EXERCISE DETAILS
Reproduce the lines of the listing below exactly, from the line with "svg-text:5.0: 5.0: [917, 416, 932, 428]" to the line with "svg-text:0.4: 0.4: [665, 501, 680, 513]", both included.

------ GIVEN RECORDS ------

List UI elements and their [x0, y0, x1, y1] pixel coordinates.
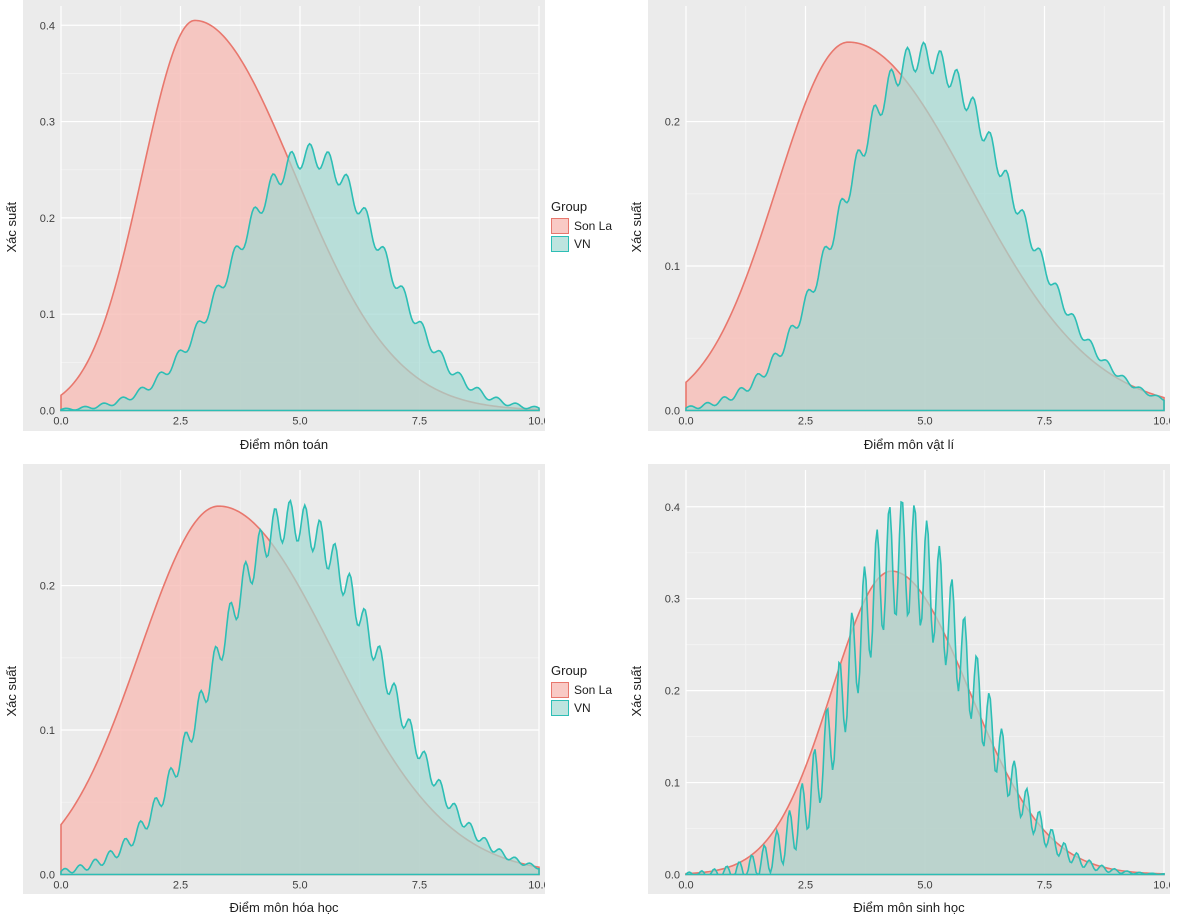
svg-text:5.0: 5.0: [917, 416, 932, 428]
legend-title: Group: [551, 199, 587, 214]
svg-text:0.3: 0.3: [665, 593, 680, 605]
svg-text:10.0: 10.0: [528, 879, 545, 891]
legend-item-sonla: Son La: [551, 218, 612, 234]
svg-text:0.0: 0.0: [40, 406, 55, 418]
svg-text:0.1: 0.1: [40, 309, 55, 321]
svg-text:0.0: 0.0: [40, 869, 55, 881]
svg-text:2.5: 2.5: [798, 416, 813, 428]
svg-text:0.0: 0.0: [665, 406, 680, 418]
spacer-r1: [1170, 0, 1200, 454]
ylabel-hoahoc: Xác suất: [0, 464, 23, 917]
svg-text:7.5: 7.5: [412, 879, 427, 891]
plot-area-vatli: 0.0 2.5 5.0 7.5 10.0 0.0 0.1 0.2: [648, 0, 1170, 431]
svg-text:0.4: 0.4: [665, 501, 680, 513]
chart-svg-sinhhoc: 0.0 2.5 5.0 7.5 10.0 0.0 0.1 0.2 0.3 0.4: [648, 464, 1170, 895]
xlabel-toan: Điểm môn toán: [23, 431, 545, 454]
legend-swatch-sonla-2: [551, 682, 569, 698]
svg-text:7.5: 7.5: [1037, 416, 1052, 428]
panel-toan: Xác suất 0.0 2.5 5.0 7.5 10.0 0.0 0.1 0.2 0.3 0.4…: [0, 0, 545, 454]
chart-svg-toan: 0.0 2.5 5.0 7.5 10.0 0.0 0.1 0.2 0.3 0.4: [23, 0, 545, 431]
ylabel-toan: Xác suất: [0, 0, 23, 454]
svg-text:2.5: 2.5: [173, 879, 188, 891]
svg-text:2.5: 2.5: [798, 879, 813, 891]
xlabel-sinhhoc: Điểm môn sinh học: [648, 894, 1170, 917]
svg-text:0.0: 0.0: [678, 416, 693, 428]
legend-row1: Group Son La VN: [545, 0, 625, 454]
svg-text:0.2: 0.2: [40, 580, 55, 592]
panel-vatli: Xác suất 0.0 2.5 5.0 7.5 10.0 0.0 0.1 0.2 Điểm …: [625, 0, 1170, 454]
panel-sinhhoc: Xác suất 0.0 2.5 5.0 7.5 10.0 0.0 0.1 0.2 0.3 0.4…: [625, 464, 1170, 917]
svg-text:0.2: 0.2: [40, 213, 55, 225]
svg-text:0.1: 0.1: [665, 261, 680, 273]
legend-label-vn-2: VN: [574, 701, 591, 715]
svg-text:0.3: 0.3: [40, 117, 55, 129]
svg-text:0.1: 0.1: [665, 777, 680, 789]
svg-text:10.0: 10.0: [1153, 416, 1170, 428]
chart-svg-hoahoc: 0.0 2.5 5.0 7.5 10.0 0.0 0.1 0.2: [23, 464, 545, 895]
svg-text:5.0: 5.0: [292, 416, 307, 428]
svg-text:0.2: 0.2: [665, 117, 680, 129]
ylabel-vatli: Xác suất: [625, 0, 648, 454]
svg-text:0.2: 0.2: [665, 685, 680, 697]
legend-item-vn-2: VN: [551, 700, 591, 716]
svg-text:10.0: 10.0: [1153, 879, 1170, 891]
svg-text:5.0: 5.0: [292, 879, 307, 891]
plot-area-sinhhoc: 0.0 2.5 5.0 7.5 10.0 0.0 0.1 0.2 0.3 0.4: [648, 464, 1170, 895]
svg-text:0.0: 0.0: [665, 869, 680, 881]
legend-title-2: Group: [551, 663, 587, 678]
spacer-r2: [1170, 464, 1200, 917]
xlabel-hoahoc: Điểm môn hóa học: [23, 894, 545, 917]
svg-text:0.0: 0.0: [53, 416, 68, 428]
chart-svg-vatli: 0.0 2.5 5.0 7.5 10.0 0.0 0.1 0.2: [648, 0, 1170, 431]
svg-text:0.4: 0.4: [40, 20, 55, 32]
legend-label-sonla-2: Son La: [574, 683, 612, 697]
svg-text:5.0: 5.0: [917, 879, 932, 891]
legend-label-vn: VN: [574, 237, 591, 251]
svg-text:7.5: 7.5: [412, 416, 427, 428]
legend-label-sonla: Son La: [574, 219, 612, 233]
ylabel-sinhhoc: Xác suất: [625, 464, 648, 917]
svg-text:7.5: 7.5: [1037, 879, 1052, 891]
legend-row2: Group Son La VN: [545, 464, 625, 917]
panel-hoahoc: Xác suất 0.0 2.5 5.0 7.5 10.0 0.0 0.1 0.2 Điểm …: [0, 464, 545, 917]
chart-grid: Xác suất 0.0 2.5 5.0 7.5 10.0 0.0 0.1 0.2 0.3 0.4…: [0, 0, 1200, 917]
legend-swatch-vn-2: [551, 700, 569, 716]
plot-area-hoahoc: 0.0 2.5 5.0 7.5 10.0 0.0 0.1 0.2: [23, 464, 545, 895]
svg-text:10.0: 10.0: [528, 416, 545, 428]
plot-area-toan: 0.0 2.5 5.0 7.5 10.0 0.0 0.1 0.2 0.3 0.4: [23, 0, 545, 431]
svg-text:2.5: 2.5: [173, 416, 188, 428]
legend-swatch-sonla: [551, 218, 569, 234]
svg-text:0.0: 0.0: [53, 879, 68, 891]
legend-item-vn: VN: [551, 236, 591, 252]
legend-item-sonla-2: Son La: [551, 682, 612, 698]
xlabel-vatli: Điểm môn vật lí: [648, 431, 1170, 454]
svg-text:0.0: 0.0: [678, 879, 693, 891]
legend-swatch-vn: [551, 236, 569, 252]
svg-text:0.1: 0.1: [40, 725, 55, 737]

------
------ GIVEN RECORDS ------

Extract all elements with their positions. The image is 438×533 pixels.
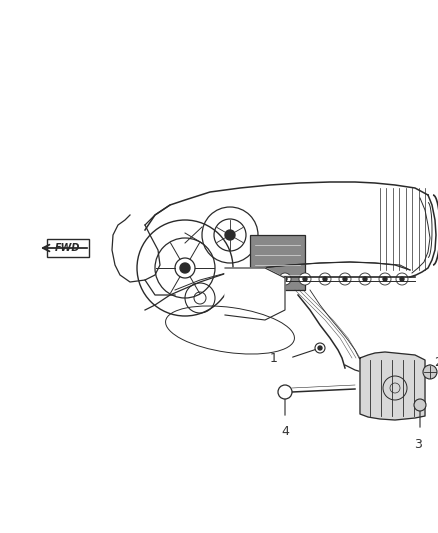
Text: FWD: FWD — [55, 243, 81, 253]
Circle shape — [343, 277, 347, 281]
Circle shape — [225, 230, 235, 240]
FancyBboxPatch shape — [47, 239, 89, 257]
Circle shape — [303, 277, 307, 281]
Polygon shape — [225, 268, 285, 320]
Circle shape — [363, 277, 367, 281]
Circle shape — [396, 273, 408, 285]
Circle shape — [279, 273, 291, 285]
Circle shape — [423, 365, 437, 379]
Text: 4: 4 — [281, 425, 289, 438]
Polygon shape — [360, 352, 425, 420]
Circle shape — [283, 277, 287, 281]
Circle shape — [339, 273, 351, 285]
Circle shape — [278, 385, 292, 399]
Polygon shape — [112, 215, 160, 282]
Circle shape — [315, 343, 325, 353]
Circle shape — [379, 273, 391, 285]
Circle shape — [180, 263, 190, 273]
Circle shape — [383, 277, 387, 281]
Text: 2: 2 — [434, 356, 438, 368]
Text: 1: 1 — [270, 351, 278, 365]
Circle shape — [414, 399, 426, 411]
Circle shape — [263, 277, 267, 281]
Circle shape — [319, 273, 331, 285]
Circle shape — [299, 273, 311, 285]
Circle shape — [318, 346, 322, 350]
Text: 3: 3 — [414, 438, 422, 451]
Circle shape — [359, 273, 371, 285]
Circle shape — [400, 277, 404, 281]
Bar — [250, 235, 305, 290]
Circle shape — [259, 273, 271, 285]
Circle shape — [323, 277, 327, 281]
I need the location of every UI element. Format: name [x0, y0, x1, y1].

------

FINAL RESULT
svg-text:5.0: 5.0: [917, 416, 932, 428]
legend-title: Group: [551, 199, 587, 214]
svg-text:0.3: 0.3: [665, 593, 680, 605]
svg-text:10.0: 10.0: [528, 879, 545, 891]
legend-item-sonla: Son La: [551, 218, 612, 234]
svg-text:0.0: 0.0: [40, 406, 55, 418]
svg-text:0.1: 0.1: [40, 309, 55, 321]
svg-text:0.0: 0.0: [40, 869, 55, 881]
svg-text:2.5: 2.5: [798, 416, 813, 428]
svg-text:0.0: 0.0: [665, 406, 680, 418]
spacer-r1: [1170, 0, 1200, 454]
ylabel-hoahoc: Xác suất: [0, 464, 23, 917]
svg-text:7.5: 7.5: [412, 879, 427, 891]
plot-area-vatli: 0.0 2.5 5.0 7.5 10.0 0.0 0.1 0.2: [648, 0, 1170, 431]
svg-text:0.4: 0.4: [665, 501, 680, 513]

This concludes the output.